At some point in the coming weeks or months you may be able to obtain marijuana to treat what ails you, but when exactly is still not clear, and the how is a little complicated as well.
The plan was for medical marijuana to be available to Ohioans a month from now, by Sept. 8. Now, however, state officials are saying that’s an impossible deadline.
The Ohio Medical Marijuana Control Program will allow people with certain medical conditions to buy and use marijuana. However, the purchase requires the approval of a physician, and not just any physician.
Those doctors are Chad Bigony, D.O., Barbara Singer, D.O., and John Ortman, M.D. Ortman is retired, and Singer lives in Athens but practices in Carroll south of Columbus.
That leaves Bigony, who’s in the process of setting up shop in Athens.
“My medical practice is not open yet,” he said. “It will be called Athens Integrative Medicine, and will be located at 530 W. Union St.”
Dr. Bigony said he expects to open on or around Sept. 1.
Bigony acknowledged that initially he was skeptical of medical marijuana.
“I didn’t consider it serious treatment until I did the University of Arizona Fellowship in Integrative Medicine,” he said. “Cannabis was discussed in various modules. I became more enthused after I did the cannabis curriculum through the Medical Cannabis Institute.”
OhioHealth O’Bleness Hospital – which is affiliated with several doctors’ offices – may be getting in on the action, too.
“I am aware of at least one physician here who plans to seek certification,” said Keely Stockwell, marketing and communications manager with OhioHealth O’Bleness.
At Hopewell Health Centers in Athens, the situation is much the same, according to Clinic Director Sandy Sickles. She said Hopewell staff have discussed medical marijuana but no decisions have been made.
“I am not seeing much desire to obtain certification,” said Rodney Stout, M.D., the chief medical officer at Holzer Health System, which operates the Holzer Clinic on Athens’ Far East Side. “A few physicians, however, have recently inquired about the process.”
ANYONE WHO WANTS TO OBTAIN medical marijuana in Ohio must first be diagnosed with one of 21 qualifying conditions. According to the state medical board, those are: AIDS; amyotrophic lateral sclerosis; Alzheimer’s disease; cancer; chronic traumatic encephalopathy; Crohn’s disease; epilepsy or another seizure disorder; fibromyalgia; glaucoma; hepatitis C; inflammatory bowel disease; multiple sclerosis; pain that is either chronic and severe or intractable; Parkinson’s disease; positive status for HIV; post-traumatic stress disorder; sickle cell anemia; spinal cord disease or injury; Tourette’s syndrome; traumatic brain injury; or ulcerative colitis.
“My reading of the Ohio code is that cannabis cannot be the first treatment,” Dr. Bigony said. “I, as a physician, have to verify that you have one of the conditions through reviewing your medical chart, and that other treatments have been tried.”
According to Bigony, a person can’t simply walk in and state they have a qualifying condition, and then automatically gain access to medical marijuana.
“I plan on seeing people several times throughout the year, similar to the rule that opiate patients are supposed to be seen every three months,” Bigony said. “I want to make the program and process legitimate. Otherwise I fear there will be (a) backlash against cannabis.”
If you are diagnosed with one of the conditions listed above, your physician can write you a “recommendation.”

● AVAILABLE DATA
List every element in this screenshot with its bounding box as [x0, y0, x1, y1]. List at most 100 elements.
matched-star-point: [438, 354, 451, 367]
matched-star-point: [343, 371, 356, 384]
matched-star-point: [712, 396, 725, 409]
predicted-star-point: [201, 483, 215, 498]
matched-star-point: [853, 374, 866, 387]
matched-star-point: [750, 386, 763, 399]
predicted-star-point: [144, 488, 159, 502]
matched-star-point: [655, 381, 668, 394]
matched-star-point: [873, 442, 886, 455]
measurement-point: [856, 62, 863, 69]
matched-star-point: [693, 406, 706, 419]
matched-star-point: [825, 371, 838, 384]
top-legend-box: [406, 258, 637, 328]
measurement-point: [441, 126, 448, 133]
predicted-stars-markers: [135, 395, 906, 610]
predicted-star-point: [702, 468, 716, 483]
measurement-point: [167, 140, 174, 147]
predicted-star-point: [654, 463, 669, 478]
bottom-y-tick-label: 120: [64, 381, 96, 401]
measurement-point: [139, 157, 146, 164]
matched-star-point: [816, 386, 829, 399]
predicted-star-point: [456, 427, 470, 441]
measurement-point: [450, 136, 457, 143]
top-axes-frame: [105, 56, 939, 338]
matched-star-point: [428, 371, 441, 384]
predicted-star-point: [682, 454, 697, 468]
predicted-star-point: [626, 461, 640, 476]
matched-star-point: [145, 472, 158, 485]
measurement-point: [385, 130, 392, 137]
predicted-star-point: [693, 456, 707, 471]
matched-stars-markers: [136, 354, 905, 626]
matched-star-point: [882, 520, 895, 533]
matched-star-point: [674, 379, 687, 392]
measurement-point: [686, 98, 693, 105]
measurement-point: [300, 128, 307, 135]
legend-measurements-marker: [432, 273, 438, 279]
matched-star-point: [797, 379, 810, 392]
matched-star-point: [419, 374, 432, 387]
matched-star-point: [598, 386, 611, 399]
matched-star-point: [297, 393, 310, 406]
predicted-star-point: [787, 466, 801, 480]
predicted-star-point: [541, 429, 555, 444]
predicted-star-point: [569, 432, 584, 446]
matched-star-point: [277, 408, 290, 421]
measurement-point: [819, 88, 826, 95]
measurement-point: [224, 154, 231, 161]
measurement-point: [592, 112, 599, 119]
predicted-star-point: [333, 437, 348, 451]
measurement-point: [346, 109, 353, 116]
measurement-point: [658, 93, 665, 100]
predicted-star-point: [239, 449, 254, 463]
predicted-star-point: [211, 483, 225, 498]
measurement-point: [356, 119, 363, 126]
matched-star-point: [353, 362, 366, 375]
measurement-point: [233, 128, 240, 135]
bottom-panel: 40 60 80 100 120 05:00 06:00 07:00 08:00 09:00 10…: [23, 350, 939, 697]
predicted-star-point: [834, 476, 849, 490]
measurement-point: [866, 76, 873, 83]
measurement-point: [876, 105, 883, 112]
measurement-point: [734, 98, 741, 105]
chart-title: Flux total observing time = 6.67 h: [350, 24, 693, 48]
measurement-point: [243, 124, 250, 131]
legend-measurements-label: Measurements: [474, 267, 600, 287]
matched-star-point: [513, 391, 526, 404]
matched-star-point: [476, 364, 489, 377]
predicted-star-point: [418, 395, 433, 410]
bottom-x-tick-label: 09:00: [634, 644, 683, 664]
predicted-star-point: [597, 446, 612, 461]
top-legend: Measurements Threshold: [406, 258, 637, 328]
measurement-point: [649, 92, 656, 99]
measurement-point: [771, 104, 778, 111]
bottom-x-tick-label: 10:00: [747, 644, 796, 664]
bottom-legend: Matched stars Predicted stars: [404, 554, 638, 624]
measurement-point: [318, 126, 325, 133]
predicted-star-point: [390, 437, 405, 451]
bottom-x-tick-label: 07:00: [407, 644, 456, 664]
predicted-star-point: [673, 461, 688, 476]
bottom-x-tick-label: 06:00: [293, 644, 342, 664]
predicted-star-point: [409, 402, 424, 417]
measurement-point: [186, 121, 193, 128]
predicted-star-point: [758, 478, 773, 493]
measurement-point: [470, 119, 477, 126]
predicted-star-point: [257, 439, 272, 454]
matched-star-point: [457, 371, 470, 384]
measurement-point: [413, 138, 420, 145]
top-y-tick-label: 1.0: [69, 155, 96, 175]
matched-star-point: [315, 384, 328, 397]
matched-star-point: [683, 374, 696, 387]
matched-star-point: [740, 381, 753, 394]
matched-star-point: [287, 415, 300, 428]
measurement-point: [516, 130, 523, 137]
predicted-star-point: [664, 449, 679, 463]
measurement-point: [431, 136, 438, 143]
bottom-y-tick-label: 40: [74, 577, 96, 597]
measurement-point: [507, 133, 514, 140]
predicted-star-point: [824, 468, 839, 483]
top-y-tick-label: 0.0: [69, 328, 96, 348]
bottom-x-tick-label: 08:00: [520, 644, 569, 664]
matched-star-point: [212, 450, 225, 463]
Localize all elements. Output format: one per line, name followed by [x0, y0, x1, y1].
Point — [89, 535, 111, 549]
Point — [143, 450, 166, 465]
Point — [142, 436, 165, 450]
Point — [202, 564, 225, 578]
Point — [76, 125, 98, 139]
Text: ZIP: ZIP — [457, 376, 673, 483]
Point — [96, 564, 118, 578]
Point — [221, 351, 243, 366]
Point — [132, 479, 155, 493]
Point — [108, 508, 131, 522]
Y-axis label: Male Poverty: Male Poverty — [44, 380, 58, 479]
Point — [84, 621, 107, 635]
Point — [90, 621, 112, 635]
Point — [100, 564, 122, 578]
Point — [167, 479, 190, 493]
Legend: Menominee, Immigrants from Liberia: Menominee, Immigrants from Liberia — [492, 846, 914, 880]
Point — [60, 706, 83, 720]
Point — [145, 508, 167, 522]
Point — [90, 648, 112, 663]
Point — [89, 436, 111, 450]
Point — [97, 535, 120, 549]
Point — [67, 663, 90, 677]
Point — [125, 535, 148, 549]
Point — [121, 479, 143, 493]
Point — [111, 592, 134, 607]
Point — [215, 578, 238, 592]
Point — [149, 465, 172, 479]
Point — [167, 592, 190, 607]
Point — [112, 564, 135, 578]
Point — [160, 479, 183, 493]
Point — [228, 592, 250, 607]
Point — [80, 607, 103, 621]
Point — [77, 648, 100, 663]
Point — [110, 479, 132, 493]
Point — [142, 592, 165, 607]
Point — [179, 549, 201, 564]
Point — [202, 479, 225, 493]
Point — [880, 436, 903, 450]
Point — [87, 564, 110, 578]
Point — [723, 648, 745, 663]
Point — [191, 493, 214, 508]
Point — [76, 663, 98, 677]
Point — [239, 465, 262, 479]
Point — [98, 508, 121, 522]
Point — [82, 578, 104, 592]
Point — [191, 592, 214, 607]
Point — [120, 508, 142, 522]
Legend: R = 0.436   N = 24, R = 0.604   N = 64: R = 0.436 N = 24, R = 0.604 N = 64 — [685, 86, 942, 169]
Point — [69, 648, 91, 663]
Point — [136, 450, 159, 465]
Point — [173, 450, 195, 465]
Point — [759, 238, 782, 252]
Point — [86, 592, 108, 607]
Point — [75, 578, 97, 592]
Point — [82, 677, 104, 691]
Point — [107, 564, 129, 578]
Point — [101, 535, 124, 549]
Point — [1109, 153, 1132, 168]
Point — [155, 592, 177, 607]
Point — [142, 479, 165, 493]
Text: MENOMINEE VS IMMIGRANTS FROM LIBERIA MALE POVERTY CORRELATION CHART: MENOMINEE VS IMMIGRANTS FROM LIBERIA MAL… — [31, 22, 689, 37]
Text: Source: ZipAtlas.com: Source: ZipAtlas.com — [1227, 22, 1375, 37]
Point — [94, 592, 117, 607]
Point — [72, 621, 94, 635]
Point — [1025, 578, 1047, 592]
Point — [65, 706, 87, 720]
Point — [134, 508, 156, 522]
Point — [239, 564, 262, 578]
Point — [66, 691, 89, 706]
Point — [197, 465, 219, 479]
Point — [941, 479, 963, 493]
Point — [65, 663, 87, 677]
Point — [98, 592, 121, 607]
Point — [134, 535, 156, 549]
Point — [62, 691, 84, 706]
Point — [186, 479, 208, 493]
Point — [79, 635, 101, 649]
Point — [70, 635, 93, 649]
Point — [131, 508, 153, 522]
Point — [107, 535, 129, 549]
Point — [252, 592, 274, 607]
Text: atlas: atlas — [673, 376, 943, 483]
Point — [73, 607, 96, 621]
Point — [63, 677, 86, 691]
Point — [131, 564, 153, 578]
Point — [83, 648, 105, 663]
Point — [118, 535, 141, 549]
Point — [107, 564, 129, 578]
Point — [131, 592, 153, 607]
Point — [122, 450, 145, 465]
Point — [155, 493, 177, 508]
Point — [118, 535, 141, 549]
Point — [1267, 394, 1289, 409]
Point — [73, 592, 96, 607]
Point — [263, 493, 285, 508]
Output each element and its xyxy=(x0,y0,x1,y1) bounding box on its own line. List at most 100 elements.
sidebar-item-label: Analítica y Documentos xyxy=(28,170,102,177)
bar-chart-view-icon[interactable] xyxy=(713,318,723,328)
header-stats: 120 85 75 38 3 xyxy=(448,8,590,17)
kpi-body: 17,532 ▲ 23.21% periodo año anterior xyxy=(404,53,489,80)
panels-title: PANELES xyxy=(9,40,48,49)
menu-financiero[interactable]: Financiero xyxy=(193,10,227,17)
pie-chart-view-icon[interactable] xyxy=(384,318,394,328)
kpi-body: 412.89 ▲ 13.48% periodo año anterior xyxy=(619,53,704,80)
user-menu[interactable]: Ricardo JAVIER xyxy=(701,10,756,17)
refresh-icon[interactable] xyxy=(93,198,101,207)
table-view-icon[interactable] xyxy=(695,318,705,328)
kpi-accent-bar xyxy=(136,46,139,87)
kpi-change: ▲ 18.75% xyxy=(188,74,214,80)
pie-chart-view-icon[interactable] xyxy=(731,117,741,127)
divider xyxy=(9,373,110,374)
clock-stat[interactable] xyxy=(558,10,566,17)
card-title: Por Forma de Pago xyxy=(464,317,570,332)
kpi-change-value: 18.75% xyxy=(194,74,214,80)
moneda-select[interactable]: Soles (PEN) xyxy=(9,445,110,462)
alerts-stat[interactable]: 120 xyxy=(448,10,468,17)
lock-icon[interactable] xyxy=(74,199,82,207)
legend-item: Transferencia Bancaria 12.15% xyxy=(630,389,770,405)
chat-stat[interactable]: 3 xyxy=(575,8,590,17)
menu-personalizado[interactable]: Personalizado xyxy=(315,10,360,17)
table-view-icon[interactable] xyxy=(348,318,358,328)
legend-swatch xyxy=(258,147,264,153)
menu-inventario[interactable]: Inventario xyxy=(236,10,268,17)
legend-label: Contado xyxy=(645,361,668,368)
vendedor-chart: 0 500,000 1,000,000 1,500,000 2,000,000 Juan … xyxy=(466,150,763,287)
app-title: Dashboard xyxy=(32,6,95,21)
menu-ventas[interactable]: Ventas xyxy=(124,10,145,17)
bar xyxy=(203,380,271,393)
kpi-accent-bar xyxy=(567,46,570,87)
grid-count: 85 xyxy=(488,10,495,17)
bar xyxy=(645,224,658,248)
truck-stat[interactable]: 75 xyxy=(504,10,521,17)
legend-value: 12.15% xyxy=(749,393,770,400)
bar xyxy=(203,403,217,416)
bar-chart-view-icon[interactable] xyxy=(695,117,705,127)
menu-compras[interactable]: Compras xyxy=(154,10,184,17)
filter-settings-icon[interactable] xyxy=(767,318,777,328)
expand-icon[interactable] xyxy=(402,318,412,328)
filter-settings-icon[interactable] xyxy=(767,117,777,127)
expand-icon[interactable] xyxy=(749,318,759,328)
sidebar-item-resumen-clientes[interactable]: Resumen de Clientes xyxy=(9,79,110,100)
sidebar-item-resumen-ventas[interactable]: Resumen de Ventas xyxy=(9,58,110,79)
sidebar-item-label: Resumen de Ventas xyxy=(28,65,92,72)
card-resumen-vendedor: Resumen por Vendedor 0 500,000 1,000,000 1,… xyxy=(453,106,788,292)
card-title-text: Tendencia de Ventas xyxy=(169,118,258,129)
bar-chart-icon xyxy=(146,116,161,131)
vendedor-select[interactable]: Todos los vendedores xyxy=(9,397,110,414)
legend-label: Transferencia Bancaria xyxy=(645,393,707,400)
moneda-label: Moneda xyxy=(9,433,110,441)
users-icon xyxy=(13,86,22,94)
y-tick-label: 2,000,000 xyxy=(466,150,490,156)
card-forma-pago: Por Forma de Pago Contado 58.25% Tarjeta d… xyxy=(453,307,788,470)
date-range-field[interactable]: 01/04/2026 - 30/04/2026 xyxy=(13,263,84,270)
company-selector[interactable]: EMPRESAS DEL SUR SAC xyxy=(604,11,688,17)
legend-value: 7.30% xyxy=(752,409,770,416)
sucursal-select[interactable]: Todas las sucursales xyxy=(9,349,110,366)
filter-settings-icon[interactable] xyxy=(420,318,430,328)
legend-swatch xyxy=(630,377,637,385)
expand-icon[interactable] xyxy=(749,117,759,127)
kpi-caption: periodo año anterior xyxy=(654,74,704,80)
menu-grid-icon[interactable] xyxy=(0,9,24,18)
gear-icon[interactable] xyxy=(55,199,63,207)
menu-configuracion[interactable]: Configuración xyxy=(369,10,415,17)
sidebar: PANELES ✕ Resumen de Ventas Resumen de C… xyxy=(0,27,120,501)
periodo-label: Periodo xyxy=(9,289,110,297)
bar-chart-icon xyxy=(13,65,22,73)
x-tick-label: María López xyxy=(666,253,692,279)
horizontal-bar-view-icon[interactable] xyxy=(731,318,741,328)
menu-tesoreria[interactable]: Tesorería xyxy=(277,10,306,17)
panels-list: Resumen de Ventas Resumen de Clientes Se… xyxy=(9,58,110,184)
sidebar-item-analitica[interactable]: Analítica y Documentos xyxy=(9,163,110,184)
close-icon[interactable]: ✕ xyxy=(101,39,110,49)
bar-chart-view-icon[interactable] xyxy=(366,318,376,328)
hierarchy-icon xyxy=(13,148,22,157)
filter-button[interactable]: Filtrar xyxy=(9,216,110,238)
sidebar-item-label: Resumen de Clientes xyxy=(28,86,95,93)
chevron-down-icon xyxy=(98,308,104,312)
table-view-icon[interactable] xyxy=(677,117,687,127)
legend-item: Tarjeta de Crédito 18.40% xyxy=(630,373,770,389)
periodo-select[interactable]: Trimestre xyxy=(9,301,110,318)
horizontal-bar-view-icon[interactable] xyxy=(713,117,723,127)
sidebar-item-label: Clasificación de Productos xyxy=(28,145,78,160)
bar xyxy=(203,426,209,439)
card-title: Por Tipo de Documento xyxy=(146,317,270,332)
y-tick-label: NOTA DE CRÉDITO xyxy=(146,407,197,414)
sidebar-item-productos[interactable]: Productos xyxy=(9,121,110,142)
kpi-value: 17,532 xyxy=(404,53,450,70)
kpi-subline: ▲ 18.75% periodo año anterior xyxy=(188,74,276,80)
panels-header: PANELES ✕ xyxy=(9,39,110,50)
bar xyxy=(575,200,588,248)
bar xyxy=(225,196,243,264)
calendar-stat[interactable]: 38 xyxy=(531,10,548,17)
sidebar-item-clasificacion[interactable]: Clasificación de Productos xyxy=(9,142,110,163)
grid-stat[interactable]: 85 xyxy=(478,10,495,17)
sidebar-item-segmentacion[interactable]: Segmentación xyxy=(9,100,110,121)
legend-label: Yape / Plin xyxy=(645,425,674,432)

● EXERCISES TO COMPLETE
1. State whether each statement below agrees with the article on medical marijuana in Ohio. Answer yes or no, and quote the words of the article that decide it.
(a) Dr. Bigony expects his practice to open on or around Sept. 1.
(b) John Ortman practices in Carroll south of Columbus.
(c) Ohio lists 21 qualifying conditions for medical marijuana.
2. Answer these questions using the article on medical marijuana in Ohio.
(a) What will Dr. Bigony's medical practice be called?
(b) Who is the chief medical officer at Holzer Health System?
(c) By what date was medical marijuana originally planned to be available to Ohioans?
3. From the article on medical marijuana in Ohio, extract the stretch from "The Ohio Medical" through "just any physician.".

● TASK-BY-TASK RESULTS
1.
(a) Yes: "Dr. Bigony said he expects to open on or around Sept. 1."
(b) No: "Ortman is retired, and Singer lives in Athens but practices in Carroll south of Columbus."
(c) Yes: "must first be diagnosed with one of 21 qualifying conditions"

2.
(a) Athens Integrative Medicine
(b) Rodney Stout, M.D.
(c) Sept. 8

3.
The Ohio Medical Marijuana Control Program will allow people with certain medical conditions to buy and use marijuana. However, the purchase requires the approval of a physician, and not just any physician.